Start of Record excerpts

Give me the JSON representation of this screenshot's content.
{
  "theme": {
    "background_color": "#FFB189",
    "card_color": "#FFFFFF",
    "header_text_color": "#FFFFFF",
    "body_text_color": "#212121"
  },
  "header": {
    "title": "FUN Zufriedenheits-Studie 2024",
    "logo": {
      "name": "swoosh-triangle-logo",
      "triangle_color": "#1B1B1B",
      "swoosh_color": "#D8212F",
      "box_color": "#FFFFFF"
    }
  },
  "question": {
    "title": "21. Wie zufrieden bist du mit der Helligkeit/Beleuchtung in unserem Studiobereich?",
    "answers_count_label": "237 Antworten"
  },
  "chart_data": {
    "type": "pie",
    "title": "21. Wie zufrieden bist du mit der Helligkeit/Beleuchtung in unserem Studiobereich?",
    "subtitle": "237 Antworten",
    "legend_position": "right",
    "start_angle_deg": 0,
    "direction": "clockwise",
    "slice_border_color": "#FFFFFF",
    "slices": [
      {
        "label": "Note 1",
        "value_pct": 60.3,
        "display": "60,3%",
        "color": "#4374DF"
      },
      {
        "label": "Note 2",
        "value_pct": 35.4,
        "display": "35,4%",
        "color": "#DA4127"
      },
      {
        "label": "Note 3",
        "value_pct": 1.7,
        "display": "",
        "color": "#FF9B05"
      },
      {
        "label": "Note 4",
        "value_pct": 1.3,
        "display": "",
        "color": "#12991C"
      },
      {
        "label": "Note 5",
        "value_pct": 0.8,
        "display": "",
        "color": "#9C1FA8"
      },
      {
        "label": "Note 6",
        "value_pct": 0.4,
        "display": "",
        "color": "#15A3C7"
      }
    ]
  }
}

End of Record excerpts

### What this task involves
Pull out the lines above in which the word "FFFFFF" appears.

### Result of the task
    "card_color": "#FFFFFF",
    "header_text_color": "#FFFFFF",
      "box_color": "#FFFFFF"
    "slice_border_color": "#FFFFFF",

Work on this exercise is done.